STATED GOAL
Show all lines holding the string "atuador".

Items from a dataset:
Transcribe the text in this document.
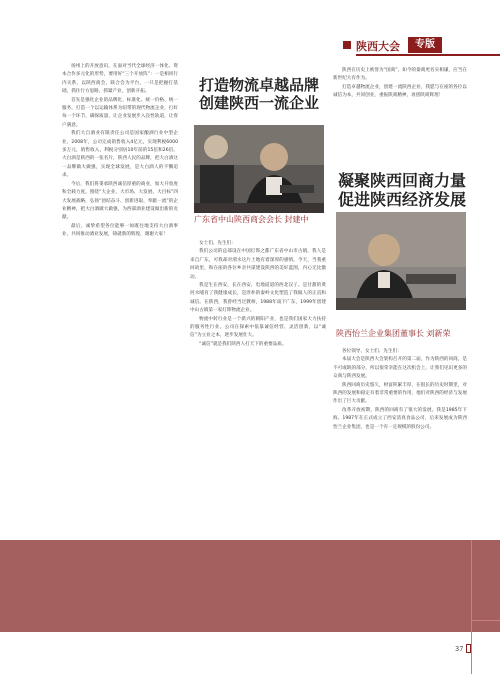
陕西大会	专版

扬州上的开放意识，在面对当代全球经济一体化、资本合作多元化的形势，要用好“三个开放阵”：一是相同行内关系，以陕西商会、联合会为平台，一只是把握打基础，抓住行方思路，抓紧产业，创新开拓。

首先是强化企业的品牌化、标准化、统一价格、统一服务，打造一个以运输体系为纽带的现代物流企业，打好每一个环节，确保质量，让企业发展步入良性轨道，让客户满意。

我们大自酒业有限责任公司是国家酿酒行业中型企业，2008年，公司完成销售收入4亿元，实现利税6000多万元，销售收入，利税分别居10年前的15倍和26倍。大白酒是陕西的一张名片，陕西人民的品牌，把大白酒这一品牌做大做强，实现全球发展，是大白酒人的不懈追求。

今后，我们将秉承陕西诚信厚重的商业，加大开放度和全载力度。围绕“大企业、大市场、大发展、大目标”四大发展战略，弘扬“团结奋斗、创新进取、奉献一流”的企业精神，把大白酒做大做强，为西部酒业建设做出新的贡献。

最后，诚挚希望各位能够一如既往地支持大白酒事业，共同推动酒业发展，铸就新的辉煌，谢谢大家！

打造物流卓越品牌 创建陕西一流企业
广东省中山陕西商会会长 封建中

女士们、先生们：

我们公司的总部设在中国灯饰之都广东省中山市古镇，我人是来自广东，可我却对渭水这片土地有着深厚的感情。今天，当我重回故里，和在座的各位乡亲共谋建设陕西的美好蓝图，内心无比激动。

我是生在西安，长在西安，电地道道的西北汉子。是甘甜的黄河水哺育了我健康成长，是淳朴的秦岭文化塑造了我做人的正直和诚信。在陕西，我曾经当过教师，1988年南下广东，1999年创建中山古镇第一家灯饰物流企业。

物流中转行业是一个新兴的朝阳产业，也是我们国家大力扶持的服务性行业。公司在探索中依靠诚信经营、灵活创新，以“诚信”为立业之本，逐步发展壮大。

“诚信”就是我们陕西人打天下的重要品质。

陕西在历史上被誉为“国商”，如今的秦商更名实相谦，应当在新世纪大有作为。

打造卓越物流企业，创建一流陕西企业，我愿与在座的各位以诚信为本，共同创业，重振陕商精神，再创陕商辉煌！

凝聚陕西回商力量 促进陕西经济发展
陕西怡兰企业集团董事长 刘新荣

各位领导、女士们、先生们：

本届大会是陕西大会架构召开的第二届，作为陕西的回商，是不可或缺的部分，所以很荣幸能在这次机会上，让我们见识更多的众商与陕西发展。

陕西回商历史悠久，财富积累丰厚，在很长的历史时期里，对陕西的发展和稳定有着非常重要的作用，他们对陕西的经济与发展作出了巨大贡献。

改革开放初期，陕西的回商有了很大的发展。我是1985年下海、1987年在正式成立了西安清真食品公司，后来发展成为陕西怡兰企业集团，也是一个有一定规模的股份公司。

37
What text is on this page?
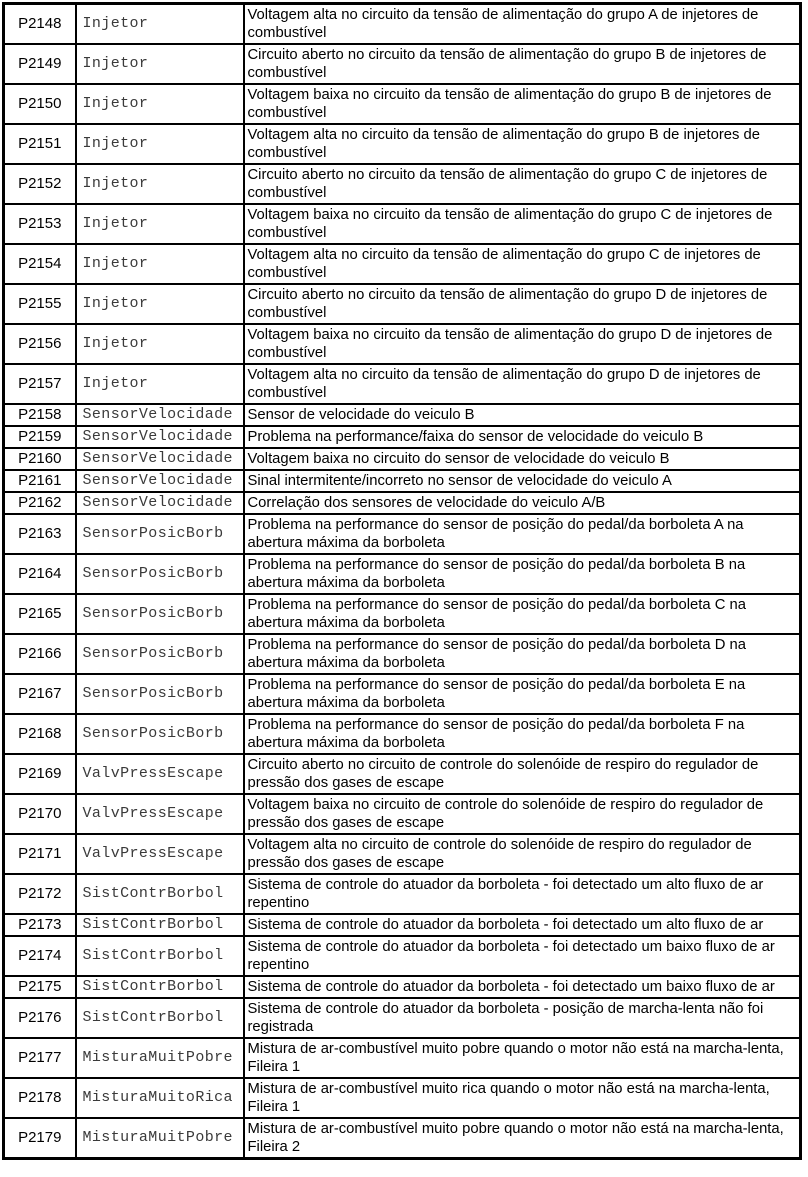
P2148	Injetor	Voltagem alta no circuito da tensão de alimentação do grupo A de injetores de combustível
P2149	Injetor	Circuito aberto no circuito da tensão de alimentação do grupo B de injetores de combustível
P2150	Injetor	Voltagem baixa no circuito da tensão de alimentação do grupo B de injetores de combustível
P2151	Injetor	Voltagem alta no circuito da tensão de alimentação do grupo B de injetores de combustível
P2152	Injetor	Circuito aberto no circuito da tensão de alimentação do grupo C de injetores de combustível
P2153	Injetor	Voltagem baixa no circuito da tensão de alimentação do grupo C de injetores de combustível
P2154	Injetor	Voltagem alta no circuito da tensão de alimentação do grupo C de injetores de combustível
P2155	Injetor	Circuito aberto no circuito da tensão de alimentação do grupo D de injetores de combustível
P2156	Injetor	Voltagem baixa no circuito da tensão de alimentação do grupo D de injetores de combustível
P2157	Injetor	Voltagem alta no circuito da tensão de alimentação do grupo D de injetores de combustível
P2158	SensorVelocidade	Sensor de velocidade do veiculo B
P2159	SensorVelocidade	Problema na performance/faixa do sensor de velocidade do veiculo B
P2160	SensorVelocidade	Voltagem baixa no circuito do sensor de velocidade do veiculo B
P2161	SensorVelocidade	Sinal intermitente/incorreto no sensor de velocidade do veiculo A
P2162	SensorVelocidade	Correlação dos sensores de velocidade do veiculo A/B
P2163	SensorPosicBorb	Problema na performance do sensor de posição do pedal/da borboleta A na abertura máxima da borboleta
P2164	SensorPosicBorb	Problema na performance do sensor de posição do pedal/da borboleta B na abertura máxima da borboleta
P2165	SensorPosicBorb	Problema na performance do sensor de posição do pedal/da borboleta C na abertura máxima da borboleta
P2166	SensorPosicBorb	Problema na performance do sensor de posição do pedal/da borboleta D na abertura máxima da borboleta
P2167	SensorPosicBorb	Problema na performance do sensor de posição do pedal/da borboleta E na abertura máxima da borboleta
P2168	SensorPosicBorb	Problema na performance do sensor de posição do pedal/da borboleta F na abertura máxima da borboleta
P2169	ValvPressEscape	Circuito aberto no circuito de controle do solenóide de respiro do regulador de pressão dos gases de escape
P2170	ValvPressEscape	Voltagem baixa no circuito de controle do solenóide de respiro do regulador de pressão dos gases de escape
P2171	ValvPressEscape	Voltagem alta no circuito de controle do solenóide de respiro do regulador de pressão dos gases de escape
P2172	SistContrBorbol	Sistema de controle do atuador da borboleta - foi detectado um alto fluxo de ar repentino
P2173	SistContrBorbol	Sistema de controle do atuador da borboleta - foi detectado um alto fluxo de ar
P2174	SistContrBorbol	Sistema de controle do atuador da borboleta - foi detectado um baixo fluxo de ar repentino
P2175	SistContrBorbol	Sistema de controle do atuador da borboleta - foi detectado um baixo fluxo de ar
P2176	SistContrBorbol	Sistema de controle do atuador da borboleta - posição de marcha-lenta não foi registrada
P2177	MisturaMuitPobre	Mistura de ar-combustível muito pobre quando o motor não está na marcha-lenta, Fileira 1
P2178	MisturaMuitoRica	Mistura de ar-combustível muito rica quando o motor não está na marcha-lenta, Fileira 1
P2179	MisturaMuitPobre	Mistura de ar-combustível muito pobre quando o motor não está na marcha-lenta, Fileira 2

SOLUTION
P2172	SistContrBorbol	Sistema de controle do atuador da borboleta - foi detectado um alto fluxo de ar repentino
P2173	SistContrBorbol	Sistema de controle do atuador da borboleta - foi detectado um alto fluxo de ar
P2174	SistContrBorbol	Sistema de controle do atuador da borboleta - foi detectado um baixo fluxo de ar repentino
P2175	SistContrBorbol	Sistema de controle do atuador da borboleta - foi detectado um baixo fluxo de ar
P2176	SistContrBorbol	Sistema de controle do atuador da borboleta - posição de marcha-lenta não foi registrada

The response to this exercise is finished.